DATASET CONTENT:
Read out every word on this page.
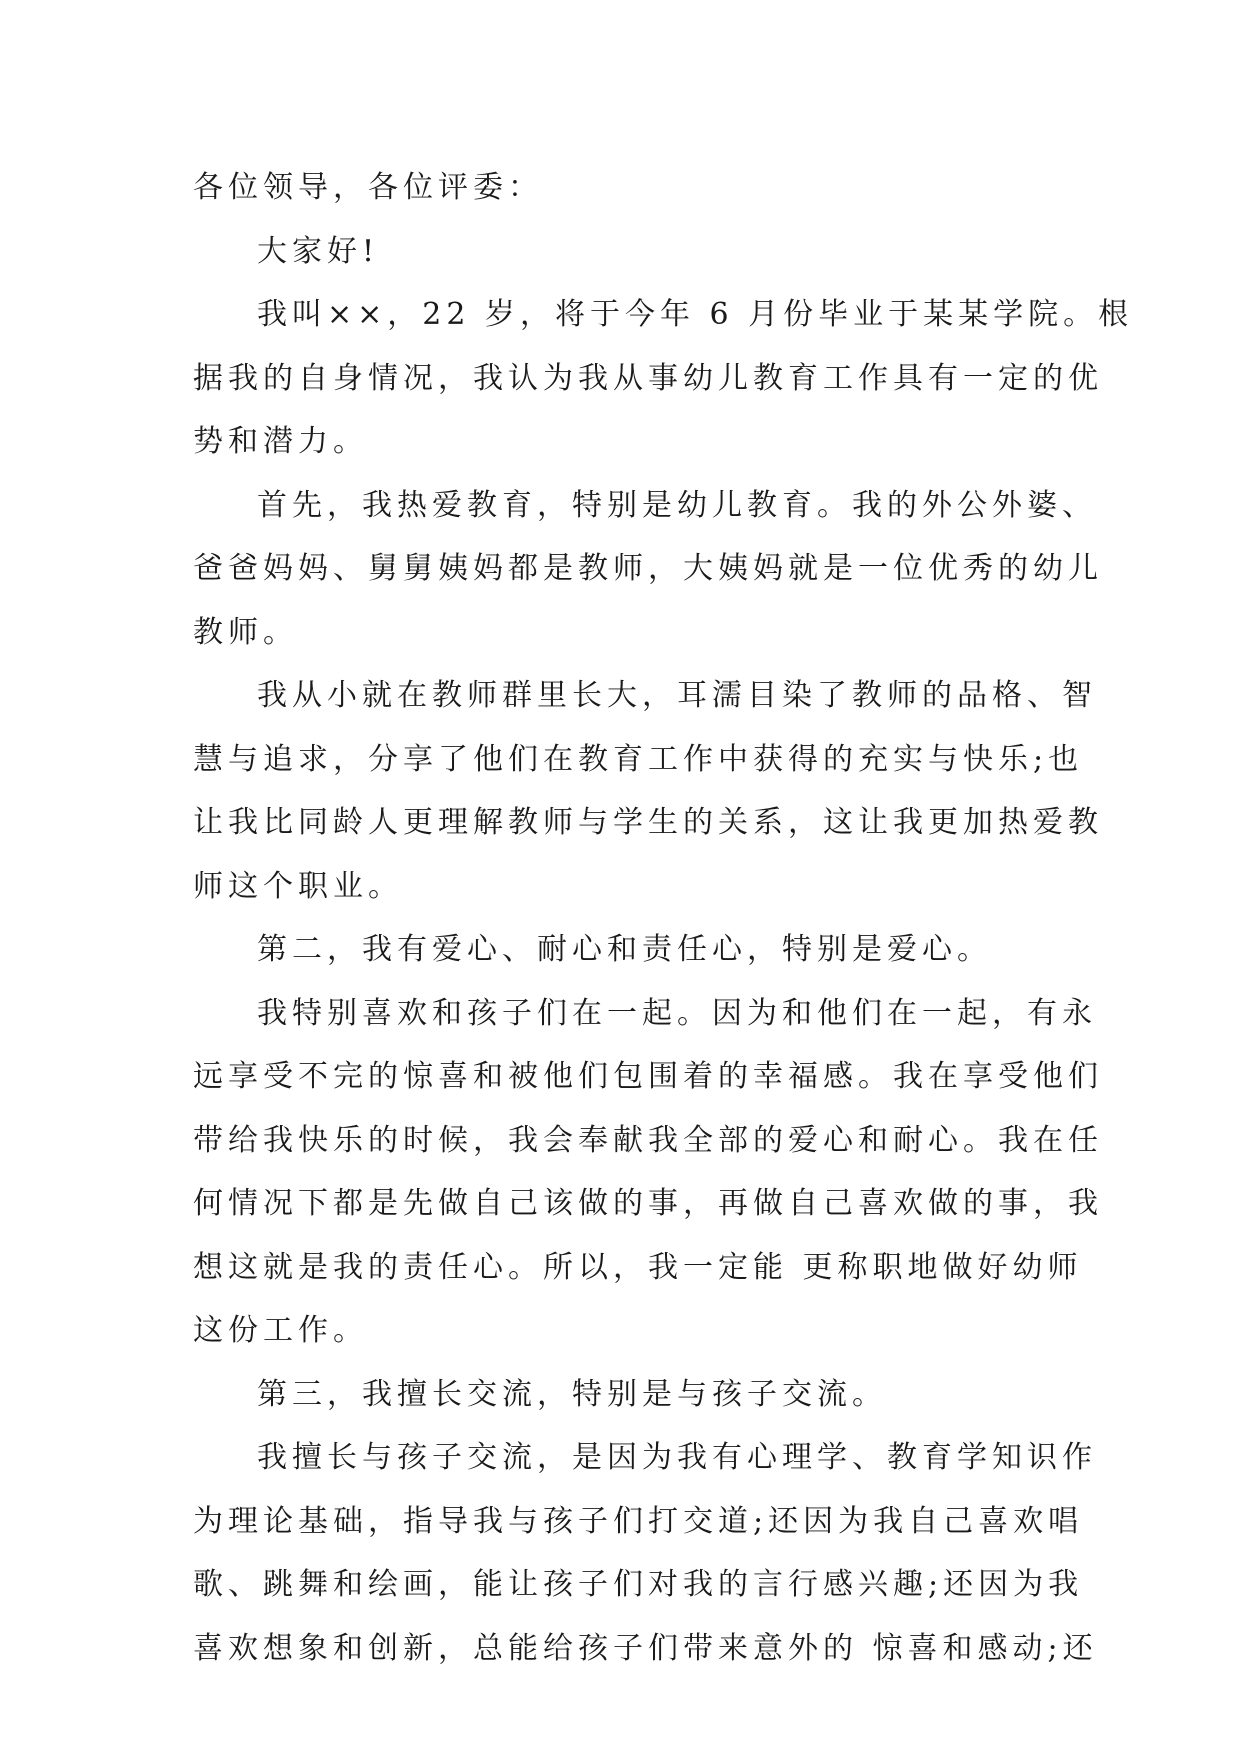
各位领导，各位评委：
大家好!
我叫××，22 岁，将于今年 6 月份毕业于某某学院。根
据我的自身情况，我认为我从事幼儿教育工作具有一定的优
势和潜力。
首先，我热爱教育，特别是幼儿教育。我的外公外婆、
爸爸妈妈、舅舅姨妈都是教师，大姨妈就是一位优秀的幼儿
教师。
我从小就在教师群里长大，耳濡目染了教师的品格、智
慧与追求，分享了他们在教育工作中获得的充实与快乐;也
让我比同龄人更理解教师与学生的关系，这让我更加热爱教
师这个职业。
第二，我有爱心、耐心和责任心，特别是爱心。
我特别喜欢和孩子们在一起。因为和他们在一起，有永
远享受不完的惊喜和被他们包围着的幸福感。我在享受他们
带给我快乐的时候，我会奉献我全部的爱心和耐心。我在任
何情况下都是先做自己该做的事，再做自己喜欢做的事，我
想这就是我的责任心。所以，我一定能 更称职地做好幼师
这份工作。
第三，我擅长交流，特别是与孩子交流。
我擅长与孩子交流，是因为我有心理学、教育学知识作
为理论基础，指导我与孩子们打交道;还因为我自己喜欢唱
歌、跳舞和绘画，能让孩子们对我的言行感兴趣;还因为我
喜欢想象和创新，总能给孩子们带来意外的 惊喜和感动;还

WRITTEN TASK:
Every entry should be returned exactly as written, minus the pictures.

REPLY TO THE EXERCISE:
Read out every word on this page.
各位领导，各位评委：
大家好!
我叫××，22 岁，将于今年 6 月份毕业于某某学院。根
据我的自身情况，我认为我从事幼儿教育工作具有一定的优
势和潜力。
首先，我热爱教育，特别是幼儿教育。我的外公外婆、
爸爸妈妈、舅舅姨妈都是教师，大姨妈就是一位优秀的幼儿
教师。
我从小就在教师群里长大，耳濡目染了教师的品格、智
慧与追求，分享了他们在教育工作中获得的充实与快乐;也
让我比同龄人更理解教师与学生的关系，这让我更加热爱教
师这个职业。
第二，我有爱心、耐心和责任心，特别是爱心。
我特别喜欢和孩子们在一起。因为和他们在一起，有永
远享受不完的惊喜和被他们包围着的幸福感。我在享受他们
带给我快乐的时候，我会奉献我全部的爱心和耐心。我在任
何情况下都是先做自己该做的事，再做自己喜欢做的事，我
想这就是我的责任心。所以，我一定能 更称职地做好幼师
这份工作。
第三，我擅长交流，特别是与孩子交流。
我擅长与孩子交流，是因为我有心理学、教育学知识作
为理论基础，指导我与孩子们打交道;还因为我自己喜欢唱
歌、跳舞和绘画，能让孩子们对我的言行感兴趣;还因为我
喜欢想象和创新，总能给孩子们带来意外的 惊喜和感动;还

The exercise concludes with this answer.